→ Problem
Locate the word "学校健康教育评价方案" in the material, then show every line that holds it.

→ Entries shown
========================================================================
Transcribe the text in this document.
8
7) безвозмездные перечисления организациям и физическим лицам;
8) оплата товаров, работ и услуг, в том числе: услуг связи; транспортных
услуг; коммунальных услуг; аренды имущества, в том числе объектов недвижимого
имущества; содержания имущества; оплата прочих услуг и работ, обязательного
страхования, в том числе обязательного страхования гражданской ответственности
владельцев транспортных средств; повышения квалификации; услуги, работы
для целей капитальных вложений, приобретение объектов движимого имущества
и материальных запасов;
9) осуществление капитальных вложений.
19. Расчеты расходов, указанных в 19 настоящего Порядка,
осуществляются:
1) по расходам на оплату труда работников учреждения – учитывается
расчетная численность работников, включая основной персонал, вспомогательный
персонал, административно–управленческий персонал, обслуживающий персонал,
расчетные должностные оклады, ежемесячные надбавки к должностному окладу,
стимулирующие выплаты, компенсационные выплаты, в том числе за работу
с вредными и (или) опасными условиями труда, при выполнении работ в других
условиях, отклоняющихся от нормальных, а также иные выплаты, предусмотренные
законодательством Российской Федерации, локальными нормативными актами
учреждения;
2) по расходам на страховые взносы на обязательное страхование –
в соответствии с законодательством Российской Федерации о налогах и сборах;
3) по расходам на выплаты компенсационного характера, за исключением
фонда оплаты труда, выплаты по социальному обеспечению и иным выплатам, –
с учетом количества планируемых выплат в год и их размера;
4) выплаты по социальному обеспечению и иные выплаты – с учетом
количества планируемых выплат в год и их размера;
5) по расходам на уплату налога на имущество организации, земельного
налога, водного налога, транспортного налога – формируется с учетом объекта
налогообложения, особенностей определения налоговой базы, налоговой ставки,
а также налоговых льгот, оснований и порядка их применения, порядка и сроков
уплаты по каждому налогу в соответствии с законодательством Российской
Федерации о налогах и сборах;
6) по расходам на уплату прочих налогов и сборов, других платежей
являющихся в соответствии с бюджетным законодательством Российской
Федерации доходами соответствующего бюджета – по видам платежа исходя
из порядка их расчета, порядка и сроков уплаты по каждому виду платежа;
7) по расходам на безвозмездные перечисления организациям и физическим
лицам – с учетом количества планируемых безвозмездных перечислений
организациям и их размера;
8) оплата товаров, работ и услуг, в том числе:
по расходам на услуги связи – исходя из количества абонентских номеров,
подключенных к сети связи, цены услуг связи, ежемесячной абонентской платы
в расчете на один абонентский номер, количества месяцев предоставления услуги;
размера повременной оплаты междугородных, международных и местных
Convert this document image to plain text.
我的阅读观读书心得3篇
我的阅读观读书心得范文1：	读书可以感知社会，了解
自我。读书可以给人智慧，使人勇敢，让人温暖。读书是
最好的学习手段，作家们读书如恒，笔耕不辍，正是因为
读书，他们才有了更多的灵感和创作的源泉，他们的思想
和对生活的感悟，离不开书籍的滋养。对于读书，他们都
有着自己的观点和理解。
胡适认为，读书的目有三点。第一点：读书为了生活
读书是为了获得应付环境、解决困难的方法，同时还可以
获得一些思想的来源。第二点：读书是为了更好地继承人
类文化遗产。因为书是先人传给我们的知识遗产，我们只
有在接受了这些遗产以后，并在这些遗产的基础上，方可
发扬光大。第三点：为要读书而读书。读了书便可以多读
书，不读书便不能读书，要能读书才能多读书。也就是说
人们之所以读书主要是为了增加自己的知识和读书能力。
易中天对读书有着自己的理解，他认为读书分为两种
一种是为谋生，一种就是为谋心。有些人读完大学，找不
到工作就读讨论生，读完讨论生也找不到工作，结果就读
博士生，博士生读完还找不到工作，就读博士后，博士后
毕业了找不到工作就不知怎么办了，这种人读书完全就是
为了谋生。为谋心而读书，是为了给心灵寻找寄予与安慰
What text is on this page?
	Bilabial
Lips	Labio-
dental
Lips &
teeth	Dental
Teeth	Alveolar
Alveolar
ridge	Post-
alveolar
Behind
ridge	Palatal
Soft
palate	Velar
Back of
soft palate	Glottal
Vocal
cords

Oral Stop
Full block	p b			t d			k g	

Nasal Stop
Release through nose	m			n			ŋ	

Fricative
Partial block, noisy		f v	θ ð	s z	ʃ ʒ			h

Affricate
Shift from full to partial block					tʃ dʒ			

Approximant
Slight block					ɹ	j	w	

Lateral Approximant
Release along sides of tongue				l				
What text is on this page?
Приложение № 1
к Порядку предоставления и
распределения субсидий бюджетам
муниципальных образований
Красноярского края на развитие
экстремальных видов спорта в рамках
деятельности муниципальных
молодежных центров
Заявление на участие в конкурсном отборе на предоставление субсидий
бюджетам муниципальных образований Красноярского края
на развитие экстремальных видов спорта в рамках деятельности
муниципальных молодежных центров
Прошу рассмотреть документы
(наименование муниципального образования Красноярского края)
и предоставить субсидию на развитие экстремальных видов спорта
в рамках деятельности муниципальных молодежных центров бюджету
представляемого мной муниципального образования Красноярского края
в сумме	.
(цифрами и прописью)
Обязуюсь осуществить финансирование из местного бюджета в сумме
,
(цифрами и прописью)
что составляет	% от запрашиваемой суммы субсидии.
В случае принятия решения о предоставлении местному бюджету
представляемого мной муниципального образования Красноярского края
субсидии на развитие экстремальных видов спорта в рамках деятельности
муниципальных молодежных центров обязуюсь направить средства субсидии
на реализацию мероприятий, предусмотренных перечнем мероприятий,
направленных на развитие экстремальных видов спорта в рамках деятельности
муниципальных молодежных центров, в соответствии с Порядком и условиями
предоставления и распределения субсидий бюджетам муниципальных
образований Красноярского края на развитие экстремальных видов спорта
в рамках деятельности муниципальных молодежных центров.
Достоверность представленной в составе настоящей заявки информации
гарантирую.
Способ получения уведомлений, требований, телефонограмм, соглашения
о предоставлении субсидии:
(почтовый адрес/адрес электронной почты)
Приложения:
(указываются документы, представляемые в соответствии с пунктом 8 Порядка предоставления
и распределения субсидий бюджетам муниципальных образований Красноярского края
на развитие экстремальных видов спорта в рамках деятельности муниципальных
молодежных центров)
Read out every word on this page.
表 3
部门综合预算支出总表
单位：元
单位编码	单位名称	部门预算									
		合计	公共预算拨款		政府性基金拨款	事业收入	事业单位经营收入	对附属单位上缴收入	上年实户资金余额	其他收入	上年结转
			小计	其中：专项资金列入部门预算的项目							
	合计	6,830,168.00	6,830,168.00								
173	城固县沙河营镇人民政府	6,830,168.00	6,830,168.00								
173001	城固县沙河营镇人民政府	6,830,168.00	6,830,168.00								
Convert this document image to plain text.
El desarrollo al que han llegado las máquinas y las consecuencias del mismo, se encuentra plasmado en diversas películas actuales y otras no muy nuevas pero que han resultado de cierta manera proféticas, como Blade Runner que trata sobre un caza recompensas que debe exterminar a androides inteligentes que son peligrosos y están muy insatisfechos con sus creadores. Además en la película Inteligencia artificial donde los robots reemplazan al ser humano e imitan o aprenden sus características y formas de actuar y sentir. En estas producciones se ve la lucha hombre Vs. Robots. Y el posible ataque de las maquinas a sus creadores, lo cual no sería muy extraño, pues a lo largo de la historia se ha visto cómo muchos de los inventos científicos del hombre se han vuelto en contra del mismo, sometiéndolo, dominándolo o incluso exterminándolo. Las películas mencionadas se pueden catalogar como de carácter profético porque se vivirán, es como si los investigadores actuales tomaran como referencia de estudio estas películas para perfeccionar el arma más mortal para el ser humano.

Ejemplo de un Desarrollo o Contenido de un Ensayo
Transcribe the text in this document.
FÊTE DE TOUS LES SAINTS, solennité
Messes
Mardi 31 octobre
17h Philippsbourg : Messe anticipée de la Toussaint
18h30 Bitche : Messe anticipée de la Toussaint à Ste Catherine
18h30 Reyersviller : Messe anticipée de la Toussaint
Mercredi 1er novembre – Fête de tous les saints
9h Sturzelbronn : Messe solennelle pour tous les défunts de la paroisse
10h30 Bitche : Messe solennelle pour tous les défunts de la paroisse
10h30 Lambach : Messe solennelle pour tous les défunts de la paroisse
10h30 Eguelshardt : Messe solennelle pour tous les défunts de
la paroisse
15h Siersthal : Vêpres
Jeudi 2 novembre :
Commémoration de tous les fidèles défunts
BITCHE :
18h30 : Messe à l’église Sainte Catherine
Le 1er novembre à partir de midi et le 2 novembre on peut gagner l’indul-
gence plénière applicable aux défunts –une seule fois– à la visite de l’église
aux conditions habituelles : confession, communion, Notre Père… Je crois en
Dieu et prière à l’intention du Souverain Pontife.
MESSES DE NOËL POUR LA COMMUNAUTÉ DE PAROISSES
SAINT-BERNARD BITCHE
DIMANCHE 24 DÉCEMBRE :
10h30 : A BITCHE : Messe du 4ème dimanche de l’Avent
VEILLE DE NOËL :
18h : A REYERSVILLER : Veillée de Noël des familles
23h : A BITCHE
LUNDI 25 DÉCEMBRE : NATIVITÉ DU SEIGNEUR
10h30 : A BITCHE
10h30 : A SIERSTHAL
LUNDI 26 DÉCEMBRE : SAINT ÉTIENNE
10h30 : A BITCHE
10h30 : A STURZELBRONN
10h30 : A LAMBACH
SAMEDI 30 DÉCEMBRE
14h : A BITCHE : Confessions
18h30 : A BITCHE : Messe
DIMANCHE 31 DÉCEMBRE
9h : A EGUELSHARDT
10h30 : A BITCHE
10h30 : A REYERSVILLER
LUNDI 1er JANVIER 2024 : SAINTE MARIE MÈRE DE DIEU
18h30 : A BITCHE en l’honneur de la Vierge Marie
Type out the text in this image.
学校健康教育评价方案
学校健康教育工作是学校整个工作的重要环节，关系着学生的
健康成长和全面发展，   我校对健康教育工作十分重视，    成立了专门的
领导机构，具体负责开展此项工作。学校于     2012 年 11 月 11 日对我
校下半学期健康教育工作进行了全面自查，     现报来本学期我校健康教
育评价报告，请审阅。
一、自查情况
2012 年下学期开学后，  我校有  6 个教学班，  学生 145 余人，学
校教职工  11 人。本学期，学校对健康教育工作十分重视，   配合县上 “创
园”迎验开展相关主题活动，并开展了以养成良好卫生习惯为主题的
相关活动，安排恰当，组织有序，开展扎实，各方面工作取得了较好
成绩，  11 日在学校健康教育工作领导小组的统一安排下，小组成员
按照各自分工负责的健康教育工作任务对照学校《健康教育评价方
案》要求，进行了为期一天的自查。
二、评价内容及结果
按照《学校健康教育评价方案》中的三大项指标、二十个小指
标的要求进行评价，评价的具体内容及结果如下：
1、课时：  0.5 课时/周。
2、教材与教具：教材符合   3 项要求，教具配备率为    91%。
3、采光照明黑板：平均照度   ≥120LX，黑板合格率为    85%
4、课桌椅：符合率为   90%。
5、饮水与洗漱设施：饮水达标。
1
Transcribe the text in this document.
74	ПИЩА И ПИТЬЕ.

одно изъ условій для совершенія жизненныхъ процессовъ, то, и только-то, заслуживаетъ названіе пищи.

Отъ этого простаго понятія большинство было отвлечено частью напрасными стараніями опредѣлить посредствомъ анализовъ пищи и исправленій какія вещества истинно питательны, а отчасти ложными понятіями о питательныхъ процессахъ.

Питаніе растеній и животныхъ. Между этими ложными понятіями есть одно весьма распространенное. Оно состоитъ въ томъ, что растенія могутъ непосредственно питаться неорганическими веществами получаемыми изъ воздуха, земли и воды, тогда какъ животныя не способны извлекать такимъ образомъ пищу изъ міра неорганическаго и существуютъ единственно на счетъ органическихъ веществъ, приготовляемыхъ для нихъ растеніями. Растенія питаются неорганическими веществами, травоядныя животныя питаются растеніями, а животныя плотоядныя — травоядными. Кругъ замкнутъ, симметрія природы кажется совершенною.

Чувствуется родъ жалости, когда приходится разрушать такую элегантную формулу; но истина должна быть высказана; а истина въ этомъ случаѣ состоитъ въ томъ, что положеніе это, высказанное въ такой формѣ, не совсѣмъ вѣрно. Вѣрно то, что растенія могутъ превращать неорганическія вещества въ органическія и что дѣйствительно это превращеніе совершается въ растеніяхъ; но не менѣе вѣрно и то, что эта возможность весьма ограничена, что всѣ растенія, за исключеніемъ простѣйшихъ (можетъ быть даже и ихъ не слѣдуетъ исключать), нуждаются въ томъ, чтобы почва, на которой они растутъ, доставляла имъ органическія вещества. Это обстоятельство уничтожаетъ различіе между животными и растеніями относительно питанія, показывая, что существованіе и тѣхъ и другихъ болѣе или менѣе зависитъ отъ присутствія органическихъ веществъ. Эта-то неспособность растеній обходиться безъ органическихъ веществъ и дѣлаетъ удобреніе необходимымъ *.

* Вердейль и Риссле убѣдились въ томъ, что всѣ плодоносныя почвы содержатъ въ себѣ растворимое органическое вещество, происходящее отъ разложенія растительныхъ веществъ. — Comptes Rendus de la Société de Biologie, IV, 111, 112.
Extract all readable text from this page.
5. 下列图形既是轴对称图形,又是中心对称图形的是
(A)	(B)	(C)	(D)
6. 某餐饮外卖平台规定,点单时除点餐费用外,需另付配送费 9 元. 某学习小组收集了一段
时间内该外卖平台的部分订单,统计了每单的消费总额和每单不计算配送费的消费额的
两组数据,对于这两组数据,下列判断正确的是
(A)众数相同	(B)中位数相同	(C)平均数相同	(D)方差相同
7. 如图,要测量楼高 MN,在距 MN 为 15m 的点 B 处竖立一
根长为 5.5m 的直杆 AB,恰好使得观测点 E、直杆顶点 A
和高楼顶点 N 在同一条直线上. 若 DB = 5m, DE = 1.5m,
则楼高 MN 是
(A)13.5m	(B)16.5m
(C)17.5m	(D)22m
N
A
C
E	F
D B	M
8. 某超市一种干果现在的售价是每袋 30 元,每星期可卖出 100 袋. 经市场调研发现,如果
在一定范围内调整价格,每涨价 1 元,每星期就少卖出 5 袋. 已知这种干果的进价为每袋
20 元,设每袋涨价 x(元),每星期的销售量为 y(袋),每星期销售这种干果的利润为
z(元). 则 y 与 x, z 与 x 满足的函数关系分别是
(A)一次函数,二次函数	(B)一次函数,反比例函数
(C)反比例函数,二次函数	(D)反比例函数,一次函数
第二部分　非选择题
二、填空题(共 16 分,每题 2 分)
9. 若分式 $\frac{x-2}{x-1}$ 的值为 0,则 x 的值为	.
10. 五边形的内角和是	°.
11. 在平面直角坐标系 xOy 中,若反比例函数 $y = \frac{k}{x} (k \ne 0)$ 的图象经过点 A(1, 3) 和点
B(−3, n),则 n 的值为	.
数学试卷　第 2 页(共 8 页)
========================================================================
→ Reply to the exercise
学校健康教育评价方案
按照《学校健康教育评价方案》中的三大项指标、二十个小指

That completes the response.